[[ Source passage open ]]

A PhotoVoice Project: A snapshot of how COVID-19 impacted Regent Park’s diverse community members

Regent Park Community Health Centre will be highlighting preliminary findings of their recent PhotoVoice Project. Community members were recruited to capture photographs to document and reflect on how their lives have been impacted by COVID-19. This project aims to provide space for community members to critically reflect on their experiences, have an artistic and potentially therapeutic outlet to express their voices, and to have their voices amplified through this project. The project will aim to fill a gap in the current literature and inform program, policy change and advocacy efforts to better support marginalized groups’ unique needs during the pandemic.

Presenters: Nadia Pabani, Registered Dietitian - Diabetes Education, Regent Park Community Health Centre; Josie Ricciardi, Manager, Regent Park Community Health Centre; Flavia Genovese, Regent Park Community Health Centre

 

Measuring what counts in the midst of the COVID-19 pandemic: Indicators for equity in public health

COVID-19 is highlighting and amplifying long-standing inequities in our society and Canada’s health systems. As the country manages ongoing transmission and infection, we find ourselves in a cycle of planning, response and recovery. We present health equity indicator prompts to complement a public health organization framework for emergency preparedness. The framework, indicators and equity prompts are useful tools to assess organizational capacity and move to integrate health equity considerations systematically in all decision making for emergency preparedness, response and recovery. Effective consideration of equity requires it to be integrated in all planning, all of the time.

Presenters: Claire Betker, Scientific Director, National Collaborating Centre for Determinants of Health; Margaret Haworth-Brockman, Senior Program Manager, National Collaborating Centre for Infectious Diseases

 

Pride through agency and strength through shared histories: Exploring the LGBTQ+ Newcomer Drop In at Centretown Community Health Centre

The development of a support program that addressed mental health related issues among 2SLGBTQ+ newcomers and immigrants was imperative due to the limited number of mental health resources and counselling services available with an anti-oppression framework. Such as framework is essential to help create safer spaces for folks with marginalized intersectional identities. The Centretown Community Health Centre Drop-in was created under the supervision of two mental health counsellors at the CHC. The objectives of this poster are to demonstrate the effectiveness of a Peer Program; learn about the steps in the development of safer, trauma-informed spaces to foster healthier relationships among folks with marginalized intersectional identities; and highlighting the importance of knowledge sharing and building community between Indigenous and immigrant populations in Canada.

Presenters: Andi Vicente, LGBTQ+ Newcomer Community Health Worker, Centretown Community Health Centre; Sinda Garziz  Multicultural Community Health Worker, Centretown Community Health Centre

 

Structuring a communications framework to address challenges of marginalized communities for building trust and effectively delivering public health messages during COVID-19

Pandemic health emergencies are chaotic and colossal, and they require credible information for awareness, and confidence in systems to mitigate impacts. Communication strategies are crucial in protecting public health during a pandemic. Social determinants of health and infodemic are factors influencing effective communication strategies and practices among marginalized populations, establishing the need for an equity-based approach for effective communication and mitigation. This poster will share how to design an equity-informed communication preparedness and strategy framework, including the participatory and inclusive process of planning and implementing emergency risk communication materials aimed at reducing barriers and in turn reducing the vulnerability of marginalized populations.

[[ Source passage closed ]]

Work instructions -
**1)** Translate this sentence from the poster abstracts into Spanish: "Communication strategies are crucial in protecting public health during a pandemic."
**2)** Reproduce the part of the poster abstracts that begins at the words "Pandemic health emergencies" and stops after the words "of marginalized populations.".
**3)** Carry on writing the poster abstracts from the point where they end.
The entries have no connection to the poster abstracts.

[[ Extracted material open ]]

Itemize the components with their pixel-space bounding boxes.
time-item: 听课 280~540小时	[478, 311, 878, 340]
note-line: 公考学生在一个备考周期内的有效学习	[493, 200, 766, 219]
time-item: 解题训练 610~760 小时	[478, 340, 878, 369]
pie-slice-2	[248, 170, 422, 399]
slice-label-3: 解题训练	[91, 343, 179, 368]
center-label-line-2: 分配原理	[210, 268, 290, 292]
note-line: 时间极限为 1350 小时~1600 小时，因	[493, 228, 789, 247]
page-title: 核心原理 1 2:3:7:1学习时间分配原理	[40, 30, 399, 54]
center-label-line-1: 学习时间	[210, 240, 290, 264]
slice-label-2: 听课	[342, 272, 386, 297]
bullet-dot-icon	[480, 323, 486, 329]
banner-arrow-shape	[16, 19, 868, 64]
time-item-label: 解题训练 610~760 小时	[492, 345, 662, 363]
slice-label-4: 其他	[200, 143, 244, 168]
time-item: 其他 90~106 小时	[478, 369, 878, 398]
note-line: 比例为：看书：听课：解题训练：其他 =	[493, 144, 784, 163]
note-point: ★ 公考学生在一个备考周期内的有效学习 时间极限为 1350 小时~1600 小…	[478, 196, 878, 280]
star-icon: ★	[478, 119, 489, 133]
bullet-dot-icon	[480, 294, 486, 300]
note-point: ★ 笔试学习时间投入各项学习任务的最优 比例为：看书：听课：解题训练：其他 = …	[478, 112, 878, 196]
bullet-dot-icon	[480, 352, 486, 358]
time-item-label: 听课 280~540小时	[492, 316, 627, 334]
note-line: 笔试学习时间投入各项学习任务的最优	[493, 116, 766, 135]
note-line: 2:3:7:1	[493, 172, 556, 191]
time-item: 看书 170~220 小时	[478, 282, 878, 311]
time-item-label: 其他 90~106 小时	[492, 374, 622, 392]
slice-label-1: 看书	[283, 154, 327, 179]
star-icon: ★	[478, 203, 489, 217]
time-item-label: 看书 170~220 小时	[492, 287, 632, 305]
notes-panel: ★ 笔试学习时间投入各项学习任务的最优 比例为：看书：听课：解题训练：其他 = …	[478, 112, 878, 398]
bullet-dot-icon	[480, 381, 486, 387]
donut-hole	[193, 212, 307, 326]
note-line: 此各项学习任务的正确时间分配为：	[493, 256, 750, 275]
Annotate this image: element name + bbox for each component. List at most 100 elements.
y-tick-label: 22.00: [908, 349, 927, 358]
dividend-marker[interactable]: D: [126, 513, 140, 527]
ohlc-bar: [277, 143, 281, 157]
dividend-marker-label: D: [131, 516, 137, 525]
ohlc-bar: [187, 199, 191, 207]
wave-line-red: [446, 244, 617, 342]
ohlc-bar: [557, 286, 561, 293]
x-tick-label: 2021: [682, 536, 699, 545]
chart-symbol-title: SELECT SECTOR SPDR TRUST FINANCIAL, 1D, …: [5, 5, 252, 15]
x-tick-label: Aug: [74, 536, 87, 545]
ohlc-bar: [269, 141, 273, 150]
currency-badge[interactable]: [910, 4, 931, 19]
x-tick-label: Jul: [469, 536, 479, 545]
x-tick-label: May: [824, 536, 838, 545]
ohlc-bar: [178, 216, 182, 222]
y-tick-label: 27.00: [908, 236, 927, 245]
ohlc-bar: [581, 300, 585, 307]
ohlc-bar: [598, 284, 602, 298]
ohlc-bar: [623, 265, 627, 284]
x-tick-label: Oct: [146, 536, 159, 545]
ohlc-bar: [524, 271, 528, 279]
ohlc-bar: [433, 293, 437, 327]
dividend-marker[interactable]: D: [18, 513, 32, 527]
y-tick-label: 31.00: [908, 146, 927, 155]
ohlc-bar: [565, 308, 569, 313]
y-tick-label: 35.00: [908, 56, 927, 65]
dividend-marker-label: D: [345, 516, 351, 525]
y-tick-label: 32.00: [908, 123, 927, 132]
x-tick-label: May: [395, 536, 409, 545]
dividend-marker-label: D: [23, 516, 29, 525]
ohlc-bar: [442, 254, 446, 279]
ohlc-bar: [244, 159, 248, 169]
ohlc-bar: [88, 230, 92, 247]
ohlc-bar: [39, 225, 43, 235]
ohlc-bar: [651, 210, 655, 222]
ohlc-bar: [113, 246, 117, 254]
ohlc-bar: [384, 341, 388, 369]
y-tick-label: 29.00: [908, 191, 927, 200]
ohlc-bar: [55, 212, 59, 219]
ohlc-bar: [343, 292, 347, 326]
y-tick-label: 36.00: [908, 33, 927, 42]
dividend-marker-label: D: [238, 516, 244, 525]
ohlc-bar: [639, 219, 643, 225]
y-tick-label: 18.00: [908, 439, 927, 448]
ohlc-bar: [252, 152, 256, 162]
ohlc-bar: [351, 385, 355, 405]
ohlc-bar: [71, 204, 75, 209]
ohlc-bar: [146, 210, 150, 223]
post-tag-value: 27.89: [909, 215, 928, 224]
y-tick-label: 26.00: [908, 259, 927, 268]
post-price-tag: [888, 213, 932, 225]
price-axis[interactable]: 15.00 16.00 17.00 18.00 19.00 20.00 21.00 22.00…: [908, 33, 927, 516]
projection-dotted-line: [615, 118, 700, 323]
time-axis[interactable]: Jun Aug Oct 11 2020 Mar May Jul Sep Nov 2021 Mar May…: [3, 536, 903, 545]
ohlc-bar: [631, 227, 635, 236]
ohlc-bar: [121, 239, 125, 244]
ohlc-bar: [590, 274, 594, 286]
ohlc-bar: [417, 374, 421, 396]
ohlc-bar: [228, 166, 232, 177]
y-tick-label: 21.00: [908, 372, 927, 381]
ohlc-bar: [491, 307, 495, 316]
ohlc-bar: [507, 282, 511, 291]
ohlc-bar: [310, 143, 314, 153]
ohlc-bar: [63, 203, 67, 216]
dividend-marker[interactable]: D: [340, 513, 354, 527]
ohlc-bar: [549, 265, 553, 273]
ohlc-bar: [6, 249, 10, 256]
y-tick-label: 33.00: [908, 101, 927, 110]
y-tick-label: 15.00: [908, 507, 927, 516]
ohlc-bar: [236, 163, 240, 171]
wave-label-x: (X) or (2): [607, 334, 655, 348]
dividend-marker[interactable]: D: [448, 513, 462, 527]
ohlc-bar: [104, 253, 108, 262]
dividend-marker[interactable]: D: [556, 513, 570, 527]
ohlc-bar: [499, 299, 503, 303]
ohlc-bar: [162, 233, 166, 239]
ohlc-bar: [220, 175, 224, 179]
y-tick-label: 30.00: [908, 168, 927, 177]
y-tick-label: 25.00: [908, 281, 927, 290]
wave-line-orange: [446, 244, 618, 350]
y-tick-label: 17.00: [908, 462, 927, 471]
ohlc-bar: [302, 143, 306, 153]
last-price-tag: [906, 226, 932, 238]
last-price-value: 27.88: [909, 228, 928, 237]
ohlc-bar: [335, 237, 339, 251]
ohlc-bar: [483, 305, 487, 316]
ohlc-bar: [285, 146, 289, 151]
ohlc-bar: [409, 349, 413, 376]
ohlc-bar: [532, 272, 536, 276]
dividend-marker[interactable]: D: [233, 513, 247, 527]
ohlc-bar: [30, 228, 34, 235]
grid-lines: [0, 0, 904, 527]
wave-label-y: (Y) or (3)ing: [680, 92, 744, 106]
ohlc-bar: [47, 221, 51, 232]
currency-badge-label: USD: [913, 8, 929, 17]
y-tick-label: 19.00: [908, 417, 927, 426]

[[ Extracted material closed ]]

Solved problems -
**1)** Las estrategias de comunicación son cruciales para proteger la salud pública durante una pandemia.

**2)**
Pandemic health emergencies are chaotic and colossal, and they require credible information for awareness, and confidence in systems to mitigate impacts. Communication strategies are crucial in protecting public health during a pandemic. Social determinants of health and infodemic are factors influencing effective communication strategies and practices among marginalized populations, establishing the need for an equity-based approach for effective communication and mitigation. This poster will share how to design an equity-informed communication preparedness and strategy framework, including the participatory and inclusive process of planning and implementing emergency risk communication materials aimed at reducing barriers and in turn reducing the vulnerability of marginalized populations.

**3)**
Presenters: Akm Alamgir, Manager, Quality and Accountability Systems, Access Alliance Multicultural Health and Community Services; Sibghat Usmani Research Fellow, Institute for Work & Health

 

Multi-disciplinary FASD Training: We don't need to be experts to improve outcomes

This poster will describe an emerging initiative that is delivering quality training to service providers of all kinds (e.g., Early Childhood educators, camp leaders, social workers, family doctors). Training will allow service providers to look within their own practice to identify individuals who may benefit from an approach informed by our current understanding of Fetal Alcohol Spectrum Disorder (FASD) as a neurodevelopmental disorder. Presenters will share early implementation and evaluation data and emphasize how this training will lead to a more inclusive service delivery system where families affected by FASD are better understood and receive needed care and support.

Presenters: Pascal Gagné, Health Promotion Consultant, Health Nexus

Making lemonade from lemons: Improving health outcomes of vulnerably housed clients during the COVID-19 pandemic

In March 2020, an Assisted Self-Isolation Site (ASIS) was opened for vulnerably housed individuals in response to the COVID-19 pandemic. Stakeholders included Alberta Health Services, the Calgary Homeless Foundation, the Government of Alberta, the City of Calgary and the Alex Community Health Centre. The site (a hotel with 100 rooms) was dedicated to housing those who were COVID-19 positive or could be, and who did not have a home in which they could properly isolate (City of Calgary, 2020).  ASIS offered medical and mental health services, social supports and addiction resources, and this poster will demonstrate how those services were provided, and impacts they had for people.

Presenter: Jennifer Eyford, Associate Director of Mental Health and Addictions, The Alex Community Health Centre

 

Enabling Excellence in Equity Through An Integrated EMR

Historically, with both Community Supports Services (CSS) and Clinical Health programs operating on different electronic systems, it has been a common cause disconnection when it comes to seamless referral, data flow, and wrapping services around clients in as an effective way as possible. We embarked upon an innovative journey to incorporate all CSS programs into the Practice Suite Solutions EMR, which transformed our capacity to deliver high quality care and services quickly, equitably and holistically. This process has also unified the organization’s teams working across 40-plus programs, assisting in translating knowledge across the organization, community and sector partners.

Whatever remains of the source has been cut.